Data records
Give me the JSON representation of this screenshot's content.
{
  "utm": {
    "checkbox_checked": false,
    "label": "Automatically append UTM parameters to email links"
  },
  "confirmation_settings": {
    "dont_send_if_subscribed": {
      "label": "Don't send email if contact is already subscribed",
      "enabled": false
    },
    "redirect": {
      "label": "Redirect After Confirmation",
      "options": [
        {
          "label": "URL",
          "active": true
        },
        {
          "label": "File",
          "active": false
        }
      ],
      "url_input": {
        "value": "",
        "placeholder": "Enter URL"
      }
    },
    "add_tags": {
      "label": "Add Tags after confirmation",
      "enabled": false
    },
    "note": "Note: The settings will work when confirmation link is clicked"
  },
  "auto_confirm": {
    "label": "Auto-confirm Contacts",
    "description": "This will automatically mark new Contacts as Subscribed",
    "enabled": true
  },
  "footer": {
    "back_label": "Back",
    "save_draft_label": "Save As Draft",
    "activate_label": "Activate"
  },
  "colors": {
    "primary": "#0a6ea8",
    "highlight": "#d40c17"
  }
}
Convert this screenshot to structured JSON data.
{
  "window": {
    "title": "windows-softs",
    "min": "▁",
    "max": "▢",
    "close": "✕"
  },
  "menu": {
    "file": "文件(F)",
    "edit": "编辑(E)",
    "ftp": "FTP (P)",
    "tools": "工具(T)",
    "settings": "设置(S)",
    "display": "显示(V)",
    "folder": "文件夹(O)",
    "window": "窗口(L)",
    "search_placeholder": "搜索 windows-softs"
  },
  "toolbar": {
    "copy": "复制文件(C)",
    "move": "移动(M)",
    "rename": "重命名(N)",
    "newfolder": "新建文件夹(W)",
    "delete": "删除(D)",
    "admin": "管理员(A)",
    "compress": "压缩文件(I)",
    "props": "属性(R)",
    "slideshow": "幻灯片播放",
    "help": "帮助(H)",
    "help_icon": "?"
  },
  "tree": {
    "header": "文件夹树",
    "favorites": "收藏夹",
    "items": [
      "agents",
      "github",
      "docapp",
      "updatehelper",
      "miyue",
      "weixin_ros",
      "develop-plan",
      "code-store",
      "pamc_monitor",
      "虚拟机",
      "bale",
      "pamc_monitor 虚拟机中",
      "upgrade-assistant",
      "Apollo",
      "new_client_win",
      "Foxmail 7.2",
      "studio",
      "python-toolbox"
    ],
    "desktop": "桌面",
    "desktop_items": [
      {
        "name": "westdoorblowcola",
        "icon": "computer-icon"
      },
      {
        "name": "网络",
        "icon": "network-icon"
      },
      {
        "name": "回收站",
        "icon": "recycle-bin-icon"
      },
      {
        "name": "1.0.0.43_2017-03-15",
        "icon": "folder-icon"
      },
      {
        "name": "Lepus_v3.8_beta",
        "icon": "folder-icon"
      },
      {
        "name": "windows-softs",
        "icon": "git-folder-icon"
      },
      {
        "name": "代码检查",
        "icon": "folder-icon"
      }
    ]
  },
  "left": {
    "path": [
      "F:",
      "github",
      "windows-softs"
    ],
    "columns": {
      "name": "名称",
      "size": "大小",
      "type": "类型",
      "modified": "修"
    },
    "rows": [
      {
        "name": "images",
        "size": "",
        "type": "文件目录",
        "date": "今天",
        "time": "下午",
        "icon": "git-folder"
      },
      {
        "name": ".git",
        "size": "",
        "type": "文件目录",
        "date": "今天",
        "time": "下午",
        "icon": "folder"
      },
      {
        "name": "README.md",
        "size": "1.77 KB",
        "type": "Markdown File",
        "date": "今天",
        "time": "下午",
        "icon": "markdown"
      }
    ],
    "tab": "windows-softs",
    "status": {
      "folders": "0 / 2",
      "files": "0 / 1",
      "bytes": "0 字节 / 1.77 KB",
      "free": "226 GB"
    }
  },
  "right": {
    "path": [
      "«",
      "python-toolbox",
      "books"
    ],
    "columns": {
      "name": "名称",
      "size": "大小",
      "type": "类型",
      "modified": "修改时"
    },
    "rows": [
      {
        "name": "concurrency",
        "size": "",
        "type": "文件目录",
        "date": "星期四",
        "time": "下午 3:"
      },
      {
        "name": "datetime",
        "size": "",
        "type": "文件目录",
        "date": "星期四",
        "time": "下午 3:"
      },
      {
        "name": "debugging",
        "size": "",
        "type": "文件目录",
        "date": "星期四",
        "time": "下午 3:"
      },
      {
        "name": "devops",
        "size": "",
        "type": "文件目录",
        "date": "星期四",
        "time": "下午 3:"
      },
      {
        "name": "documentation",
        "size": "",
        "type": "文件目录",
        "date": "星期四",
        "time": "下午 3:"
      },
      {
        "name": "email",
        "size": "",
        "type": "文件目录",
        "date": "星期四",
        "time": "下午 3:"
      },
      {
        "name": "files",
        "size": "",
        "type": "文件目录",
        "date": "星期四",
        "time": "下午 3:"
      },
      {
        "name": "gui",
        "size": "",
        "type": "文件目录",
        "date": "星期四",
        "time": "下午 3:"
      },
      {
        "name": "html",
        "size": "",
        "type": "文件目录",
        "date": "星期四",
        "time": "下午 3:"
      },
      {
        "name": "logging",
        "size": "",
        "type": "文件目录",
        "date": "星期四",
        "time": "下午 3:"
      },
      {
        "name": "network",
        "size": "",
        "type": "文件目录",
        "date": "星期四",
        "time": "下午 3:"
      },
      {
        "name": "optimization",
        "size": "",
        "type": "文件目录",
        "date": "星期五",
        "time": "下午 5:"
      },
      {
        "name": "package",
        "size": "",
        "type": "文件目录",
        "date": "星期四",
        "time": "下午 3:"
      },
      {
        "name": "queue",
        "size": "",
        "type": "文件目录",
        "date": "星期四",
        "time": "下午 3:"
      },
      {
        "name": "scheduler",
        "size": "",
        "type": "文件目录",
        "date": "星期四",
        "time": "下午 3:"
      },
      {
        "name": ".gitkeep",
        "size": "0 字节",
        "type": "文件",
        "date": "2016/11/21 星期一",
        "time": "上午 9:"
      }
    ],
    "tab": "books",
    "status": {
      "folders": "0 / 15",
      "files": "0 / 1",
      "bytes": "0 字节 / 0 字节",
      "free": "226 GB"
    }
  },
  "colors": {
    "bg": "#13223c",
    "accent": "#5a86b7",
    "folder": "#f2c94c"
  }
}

**REQUIRED WORK:**
Using the listing, collect all lines in which the string "will" is found.

**ANSWER TO THE PROBLEM:**
    "note": "Note: The settings will work when confirmation link is clicked"
    "description": "This will automatically mark new Contacts as Subscribed",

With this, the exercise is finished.